» RECORDS FOR THIS TASK
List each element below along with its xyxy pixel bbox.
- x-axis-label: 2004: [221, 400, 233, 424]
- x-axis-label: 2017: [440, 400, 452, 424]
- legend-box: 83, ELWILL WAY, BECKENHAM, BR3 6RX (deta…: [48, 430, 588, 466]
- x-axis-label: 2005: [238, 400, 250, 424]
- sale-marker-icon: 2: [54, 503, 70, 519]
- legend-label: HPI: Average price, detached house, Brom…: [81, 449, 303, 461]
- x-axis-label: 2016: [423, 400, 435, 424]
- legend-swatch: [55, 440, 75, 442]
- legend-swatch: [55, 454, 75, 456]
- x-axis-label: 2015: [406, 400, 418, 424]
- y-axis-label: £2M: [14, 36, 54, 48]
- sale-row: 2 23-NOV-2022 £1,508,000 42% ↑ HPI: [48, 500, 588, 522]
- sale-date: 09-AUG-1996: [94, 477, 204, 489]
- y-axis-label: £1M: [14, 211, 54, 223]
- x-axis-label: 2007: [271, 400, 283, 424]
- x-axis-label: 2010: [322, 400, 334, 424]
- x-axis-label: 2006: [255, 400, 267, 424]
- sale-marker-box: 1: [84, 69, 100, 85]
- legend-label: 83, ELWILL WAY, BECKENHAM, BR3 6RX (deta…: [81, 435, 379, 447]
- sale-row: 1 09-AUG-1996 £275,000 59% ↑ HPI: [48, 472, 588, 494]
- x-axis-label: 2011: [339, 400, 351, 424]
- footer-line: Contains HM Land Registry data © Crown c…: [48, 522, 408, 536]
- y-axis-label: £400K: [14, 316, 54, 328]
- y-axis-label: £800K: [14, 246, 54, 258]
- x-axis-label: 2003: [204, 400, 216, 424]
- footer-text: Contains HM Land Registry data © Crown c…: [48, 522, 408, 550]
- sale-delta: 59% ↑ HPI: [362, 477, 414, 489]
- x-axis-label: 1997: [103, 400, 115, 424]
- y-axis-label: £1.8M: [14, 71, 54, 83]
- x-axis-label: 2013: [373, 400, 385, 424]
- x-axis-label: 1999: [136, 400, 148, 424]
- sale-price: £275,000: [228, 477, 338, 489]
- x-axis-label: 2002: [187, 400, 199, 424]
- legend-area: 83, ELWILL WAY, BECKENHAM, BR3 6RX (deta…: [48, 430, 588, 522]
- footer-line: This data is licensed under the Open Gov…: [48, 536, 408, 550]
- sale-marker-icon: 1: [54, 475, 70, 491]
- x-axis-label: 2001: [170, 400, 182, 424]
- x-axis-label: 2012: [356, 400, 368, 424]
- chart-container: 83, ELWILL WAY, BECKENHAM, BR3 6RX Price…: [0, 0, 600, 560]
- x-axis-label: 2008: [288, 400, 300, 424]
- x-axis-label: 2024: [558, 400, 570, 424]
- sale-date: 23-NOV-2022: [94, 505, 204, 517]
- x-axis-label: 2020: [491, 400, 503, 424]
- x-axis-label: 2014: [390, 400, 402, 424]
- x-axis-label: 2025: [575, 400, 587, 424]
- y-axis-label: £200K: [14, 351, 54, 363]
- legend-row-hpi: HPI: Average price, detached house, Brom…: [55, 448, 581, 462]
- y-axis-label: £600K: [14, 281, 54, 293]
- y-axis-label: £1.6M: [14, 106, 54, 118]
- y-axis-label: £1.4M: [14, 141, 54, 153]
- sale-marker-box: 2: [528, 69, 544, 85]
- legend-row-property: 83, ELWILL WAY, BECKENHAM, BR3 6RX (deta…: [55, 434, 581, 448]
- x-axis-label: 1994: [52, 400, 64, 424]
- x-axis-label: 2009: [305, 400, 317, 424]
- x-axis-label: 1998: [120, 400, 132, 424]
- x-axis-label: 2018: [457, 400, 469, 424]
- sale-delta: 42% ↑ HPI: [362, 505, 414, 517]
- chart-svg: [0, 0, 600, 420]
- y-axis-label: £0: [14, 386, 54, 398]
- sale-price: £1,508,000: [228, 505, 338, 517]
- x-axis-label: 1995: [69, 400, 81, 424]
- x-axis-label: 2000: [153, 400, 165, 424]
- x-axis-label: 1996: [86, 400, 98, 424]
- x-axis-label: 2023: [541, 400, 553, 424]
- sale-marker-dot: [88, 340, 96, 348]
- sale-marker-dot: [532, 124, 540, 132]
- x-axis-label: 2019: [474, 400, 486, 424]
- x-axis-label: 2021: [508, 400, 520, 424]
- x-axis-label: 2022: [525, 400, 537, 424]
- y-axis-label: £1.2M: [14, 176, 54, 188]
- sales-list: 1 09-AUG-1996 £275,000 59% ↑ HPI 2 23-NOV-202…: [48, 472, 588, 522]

» SET PROBLEM
Please render the listing, from its first line through the line containing "- x-axis-label: 2006: [255, 400, 267, 424]", as a Markdown table with a Row column for the row number and a Text column for the line, omitting any blank lines.

» SOLUTION TO THE EXERCISE
| Row | Text |
|---|---|
| 1 | List each element below along with its xyxy pixel bbox. |
| 2 | - x-axis-label: 2004: [221, 400, 233, 424] |
| 3 | - x-axis-label: 2017: [440, 400, 452, 424] |
| 4 | - legend-box: 83, ELWILL WAY, BECKENHAM, BR3 6RX (deta…: [48, 430, 588, 466] |
| 5 | - x-axis-label: 2005: [238, 400, 250, 424] |
| 6 | - sale-marker-icon: 2: [54, 503, 70, 519] |
| 7 | - legend-label: HPI: Average price, detached house, Brom…: [81, 449, 303, 461] |
| 8 | - x-axis-label: 2016: [423, 400, 435, 424] |
| 9 | - legend-swatch: [55, 440, 75, 442] |
| 10 | - legend-swatch: [55, 454, 75, 456] |
| 11 | - x-axis-label: 2015: [406, 400, 418, 424] |
| 12 | - y-axis-label: £2M: [14, 36, 54, 48] |
| 13 | - sale-row: 2 23-NOV-2022 £1,508,000 42% ↑ HPI: [48, 500, 588, 522] |
| 14 | - sale-date: 09-AUG-1996: [94, 477, 204, 489] |
| 15 | - y-axis-label: £1M: [14, 211, 54, 223] |
| 16 | - x-axis-label: 2007: [271, 400, 283, 424] |
| 17 | - x-axis-label: 2010: [322, 400, 334, 424] |
| 18 | - x-axis-label: 2006: [255, 400, 267, 424] |